▸ **GIVEN PROBLEM**: All lines in the data bearing the string "fraction" should be identified and copied.

--- Begin INPUT MATERIAL ---

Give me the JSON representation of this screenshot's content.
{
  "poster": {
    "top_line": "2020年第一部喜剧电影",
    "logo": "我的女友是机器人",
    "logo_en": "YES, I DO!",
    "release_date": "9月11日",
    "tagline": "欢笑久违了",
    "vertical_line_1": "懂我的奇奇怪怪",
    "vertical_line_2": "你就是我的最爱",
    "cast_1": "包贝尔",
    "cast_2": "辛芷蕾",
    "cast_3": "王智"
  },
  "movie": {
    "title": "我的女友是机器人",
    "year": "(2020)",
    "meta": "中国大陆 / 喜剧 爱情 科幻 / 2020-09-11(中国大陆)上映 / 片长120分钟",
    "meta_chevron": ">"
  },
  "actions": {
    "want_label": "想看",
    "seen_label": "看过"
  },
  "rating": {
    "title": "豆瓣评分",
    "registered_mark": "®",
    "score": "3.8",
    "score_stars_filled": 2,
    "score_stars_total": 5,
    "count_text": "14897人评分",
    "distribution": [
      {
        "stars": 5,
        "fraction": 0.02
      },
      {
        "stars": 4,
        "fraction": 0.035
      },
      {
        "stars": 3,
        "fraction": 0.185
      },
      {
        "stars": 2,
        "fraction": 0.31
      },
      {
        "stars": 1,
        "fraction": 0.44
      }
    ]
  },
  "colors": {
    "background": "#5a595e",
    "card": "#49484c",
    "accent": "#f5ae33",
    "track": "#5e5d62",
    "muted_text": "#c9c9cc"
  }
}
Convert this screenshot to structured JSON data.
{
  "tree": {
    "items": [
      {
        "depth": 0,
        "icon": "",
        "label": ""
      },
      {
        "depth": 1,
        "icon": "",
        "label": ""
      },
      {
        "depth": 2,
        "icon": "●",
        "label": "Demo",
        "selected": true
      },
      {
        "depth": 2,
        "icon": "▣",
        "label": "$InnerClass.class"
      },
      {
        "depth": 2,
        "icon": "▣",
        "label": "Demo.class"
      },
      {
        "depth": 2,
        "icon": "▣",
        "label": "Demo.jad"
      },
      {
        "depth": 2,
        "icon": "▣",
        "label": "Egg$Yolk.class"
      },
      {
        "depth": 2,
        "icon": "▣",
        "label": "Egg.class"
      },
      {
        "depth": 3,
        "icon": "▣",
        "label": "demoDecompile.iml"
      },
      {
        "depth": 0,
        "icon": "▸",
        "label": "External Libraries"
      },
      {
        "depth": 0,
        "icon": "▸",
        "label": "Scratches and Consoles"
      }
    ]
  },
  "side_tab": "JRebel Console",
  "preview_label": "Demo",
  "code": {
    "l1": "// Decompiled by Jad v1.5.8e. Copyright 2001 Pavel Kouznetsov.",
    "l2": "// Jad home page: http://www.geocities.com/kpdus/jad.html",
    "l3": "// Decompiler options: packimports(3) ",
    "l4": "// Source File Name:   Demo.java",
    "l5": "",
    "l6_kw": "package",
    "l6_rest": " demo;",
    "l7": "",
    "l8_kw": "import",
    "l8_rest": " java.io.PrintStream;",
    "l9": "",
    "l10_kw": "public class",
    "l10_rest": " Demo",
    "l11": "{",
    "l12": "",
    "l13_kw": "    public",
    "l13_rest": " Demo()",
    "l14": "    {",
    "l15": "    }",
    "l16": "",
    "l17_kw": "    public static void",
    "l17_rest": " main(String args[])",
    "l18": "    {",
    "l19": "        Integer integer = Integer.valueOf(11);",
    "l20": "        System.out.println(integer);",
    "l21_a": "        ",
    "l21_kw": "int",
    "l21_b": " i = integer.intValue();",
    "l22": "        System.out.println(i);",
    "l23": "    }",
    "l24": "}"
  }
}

--- End INPUT MATERIAL ---
--- Begin INPUT MATERIAL ---

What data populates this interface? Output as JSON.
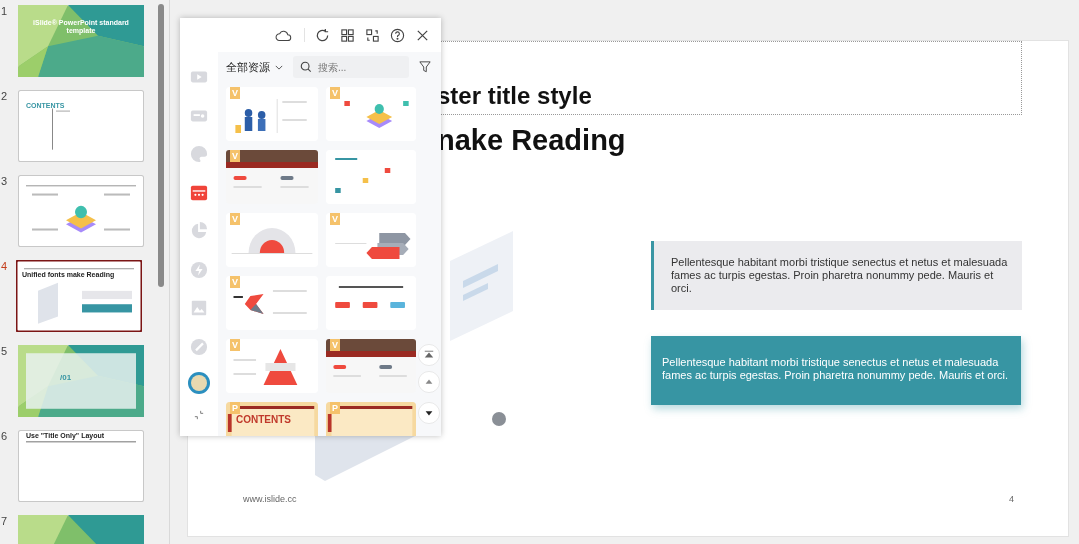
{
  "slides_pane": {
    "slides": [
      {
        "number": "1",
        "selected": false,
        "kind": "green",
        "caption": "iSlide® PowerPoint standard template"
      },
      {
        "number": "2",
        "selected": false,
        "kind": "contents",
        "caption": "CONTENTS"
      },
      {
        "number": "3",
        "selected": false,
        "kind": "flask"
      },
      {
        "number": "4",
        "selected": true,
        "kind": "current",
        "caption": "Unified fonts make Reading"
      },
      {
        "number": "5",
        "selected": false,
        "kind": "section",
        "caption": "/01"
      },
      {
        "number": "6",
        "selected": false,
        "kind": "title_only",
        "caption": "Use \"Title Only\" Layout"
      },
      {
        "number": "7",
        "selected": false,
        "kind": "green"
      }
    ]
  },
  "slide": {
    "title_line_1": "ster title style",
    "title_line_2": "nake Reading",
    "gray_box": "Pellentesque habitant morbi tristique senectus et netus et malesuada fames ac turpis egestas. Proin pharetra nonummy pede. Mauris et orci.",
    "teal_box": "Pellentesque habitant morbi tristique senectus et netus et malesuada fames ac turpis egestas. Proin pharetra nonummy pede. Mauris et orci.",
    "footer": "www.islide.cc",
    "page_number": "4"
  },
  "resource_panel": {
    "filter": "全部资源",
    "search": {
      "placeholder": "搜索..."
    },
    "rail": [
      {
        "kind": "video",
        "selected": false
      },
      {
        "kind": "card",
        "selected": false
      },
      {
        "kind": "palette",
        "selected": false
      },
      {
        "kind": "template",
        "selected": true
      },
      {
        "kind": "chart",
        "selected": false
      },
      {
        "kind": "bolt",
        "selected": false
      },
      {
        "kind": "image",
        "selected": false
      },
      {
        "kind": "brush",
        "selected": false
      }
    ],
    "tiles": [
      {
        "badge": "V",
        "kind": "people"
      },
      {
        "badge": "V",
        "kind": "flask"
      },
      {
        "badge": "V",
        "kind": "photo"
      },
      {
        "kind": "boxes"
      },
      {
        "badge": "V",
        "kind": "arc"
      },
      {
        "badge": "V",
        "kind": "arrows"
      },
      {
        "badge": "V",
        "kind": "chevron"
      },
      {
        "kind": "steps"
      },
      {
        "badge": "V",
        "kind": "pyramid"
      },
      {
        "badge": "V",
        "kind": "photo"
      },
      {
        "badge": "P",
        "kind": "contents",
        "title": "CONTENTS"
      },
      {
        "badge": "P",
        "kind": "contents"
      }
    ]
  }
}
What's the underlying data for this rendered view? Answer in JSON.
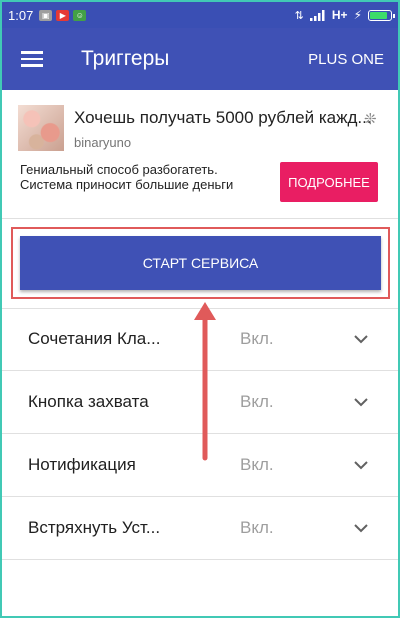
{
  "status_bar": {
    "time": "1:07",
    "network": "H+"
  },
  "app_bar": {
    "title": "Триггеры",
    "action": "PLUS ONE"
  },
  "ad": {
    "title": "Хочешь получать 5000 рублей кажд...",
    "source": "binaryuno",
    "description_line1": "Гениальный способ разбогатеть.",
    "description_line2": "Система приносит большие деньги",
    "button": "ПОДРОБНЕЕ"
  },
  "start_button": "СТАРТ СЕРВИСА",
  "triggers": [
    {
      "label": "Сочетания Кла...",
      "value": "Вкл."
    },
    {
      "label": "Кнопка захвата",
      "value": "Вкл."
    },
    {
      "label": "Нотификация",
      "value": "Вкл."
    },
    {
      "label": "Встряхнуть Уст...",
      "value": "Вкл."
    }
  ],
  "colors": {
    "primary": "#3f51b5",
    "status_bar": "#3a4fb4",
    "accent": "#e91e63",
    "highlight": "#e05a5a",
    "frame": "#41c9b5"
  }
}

--- End INPUT MATERIAL ---
--- Begin INPUT MATERIAL ---

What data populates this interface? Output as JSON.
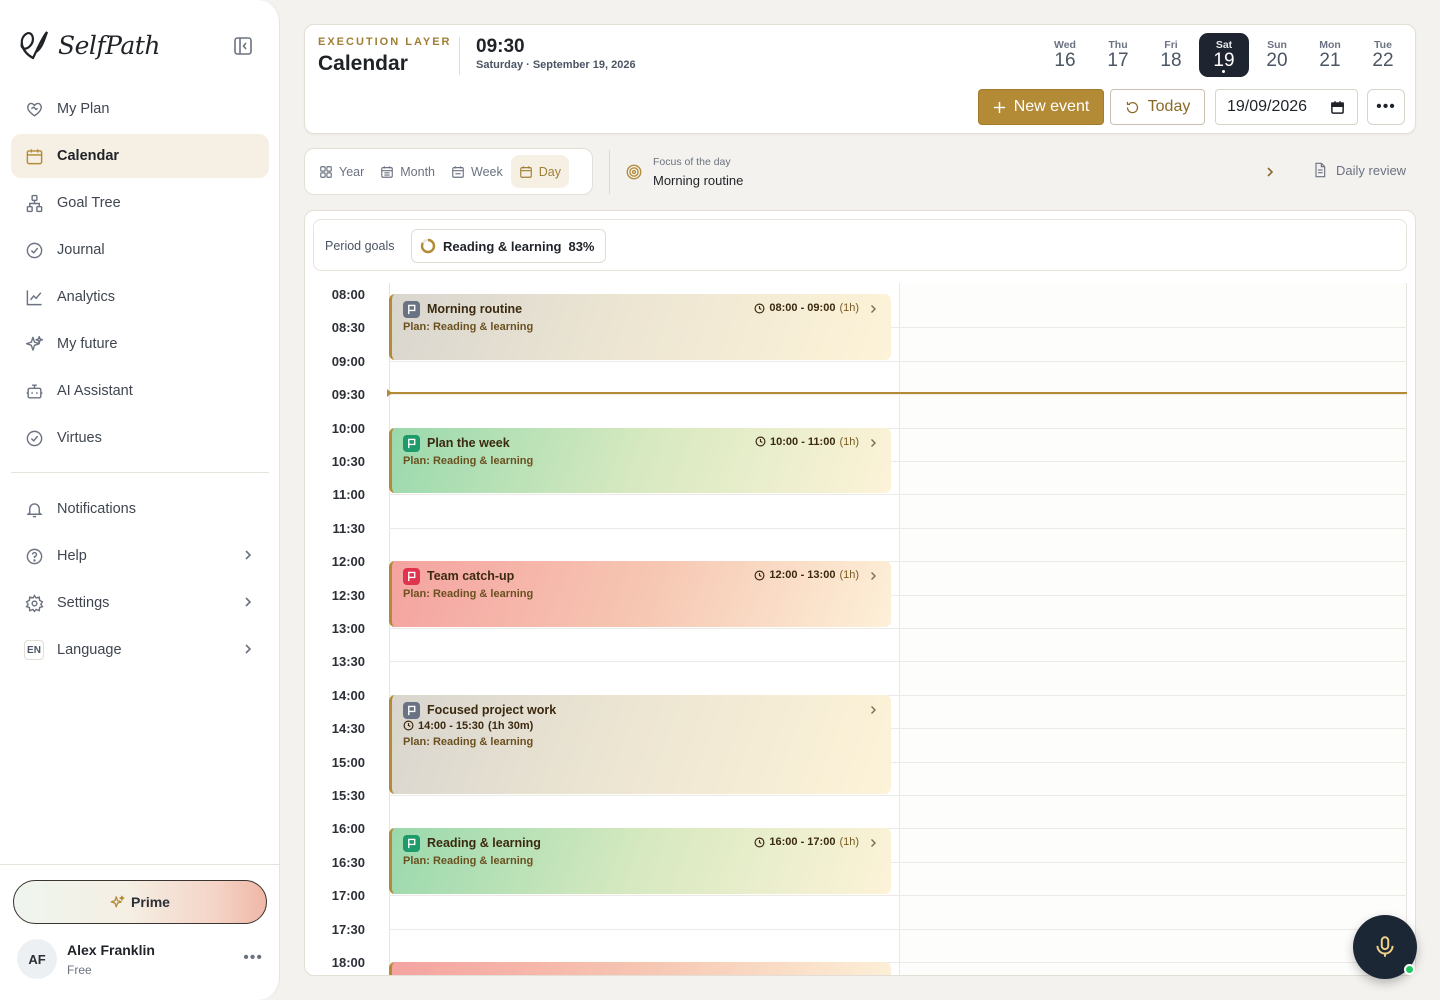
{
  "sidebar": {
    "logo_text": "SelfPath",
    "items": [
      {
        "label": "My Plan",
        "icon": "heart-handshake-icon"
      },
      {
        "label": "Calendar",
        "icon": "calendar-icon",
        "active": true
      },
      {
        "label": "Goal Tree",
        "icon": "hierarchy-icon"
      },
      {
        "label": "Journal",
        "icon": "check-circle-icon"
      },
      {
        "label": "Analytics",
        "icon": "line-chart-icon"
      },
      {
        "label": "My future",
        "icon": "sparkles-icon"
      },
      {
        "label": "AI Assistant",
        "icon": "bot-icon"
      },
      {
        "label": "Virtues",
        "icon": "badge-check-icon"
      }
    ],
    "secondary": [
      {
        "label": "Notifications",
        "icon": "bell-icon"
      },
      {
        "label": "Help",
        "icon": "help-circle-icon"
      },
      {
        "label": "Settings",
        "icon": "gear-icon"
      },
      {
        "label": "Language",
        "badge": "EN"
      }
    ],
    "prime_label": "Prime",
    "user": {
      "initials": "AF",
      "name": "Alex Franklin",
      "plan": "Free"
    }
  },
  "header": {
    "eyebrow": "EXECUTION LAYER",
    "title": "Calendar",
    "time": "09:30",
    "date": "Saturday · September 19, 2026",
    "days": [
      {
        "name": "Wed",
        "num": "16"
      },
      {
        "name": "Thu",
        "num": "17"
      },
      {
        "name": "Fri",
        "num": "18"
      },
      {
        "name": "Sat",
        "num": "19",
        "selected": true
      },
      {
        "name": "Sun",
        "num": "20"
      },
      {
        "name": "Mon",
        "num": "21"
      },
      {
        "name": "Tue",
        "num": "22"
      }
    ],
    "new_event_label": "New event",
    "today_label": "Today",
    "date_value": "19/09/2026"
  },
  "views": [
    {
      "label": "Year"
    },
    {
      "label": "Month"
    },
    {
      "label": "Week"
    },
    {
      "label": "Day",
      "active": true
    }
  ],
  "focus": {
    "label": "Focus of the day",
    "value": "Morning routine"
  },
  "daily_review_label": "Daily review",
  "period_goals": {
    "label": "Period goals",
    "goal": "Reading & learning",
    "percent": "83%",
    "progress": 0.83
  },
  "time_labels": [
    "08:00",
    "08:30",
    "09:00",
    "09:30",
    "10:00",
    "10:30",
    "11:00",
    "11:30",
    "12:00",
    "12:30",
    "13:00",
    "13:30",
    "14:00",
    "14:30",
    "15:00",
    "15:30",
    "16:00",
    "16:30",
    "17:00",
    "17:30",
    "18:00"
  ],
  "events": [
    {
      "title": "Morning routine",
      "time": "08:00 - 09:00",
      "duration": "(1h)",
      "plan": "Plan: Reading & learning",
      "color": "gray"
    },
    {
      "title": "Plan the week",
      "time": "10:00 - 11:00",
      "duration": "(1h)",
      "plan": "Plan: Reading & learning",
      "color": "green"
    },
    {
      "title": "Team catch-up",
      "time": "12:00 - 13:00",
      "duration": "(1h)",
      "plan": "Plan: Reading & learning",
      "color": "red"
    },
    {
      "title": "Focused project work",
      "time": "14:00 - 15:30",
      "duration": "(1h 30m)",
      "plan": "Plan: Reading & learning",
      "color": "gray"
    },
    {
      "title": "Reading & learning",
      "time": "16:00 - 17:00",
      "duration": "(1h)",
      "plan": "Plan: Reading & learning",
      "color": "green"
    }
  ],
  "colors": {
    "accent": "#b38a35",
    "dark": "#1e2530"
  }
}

--- End INPUT MATERIAL ---

▸ **SOLVED EXERCISE**:
        "fraction": 0.02
        "fraction": 0.035
        "fraction": 0.185
        "fraction": 0.31
        "fraction": 0.44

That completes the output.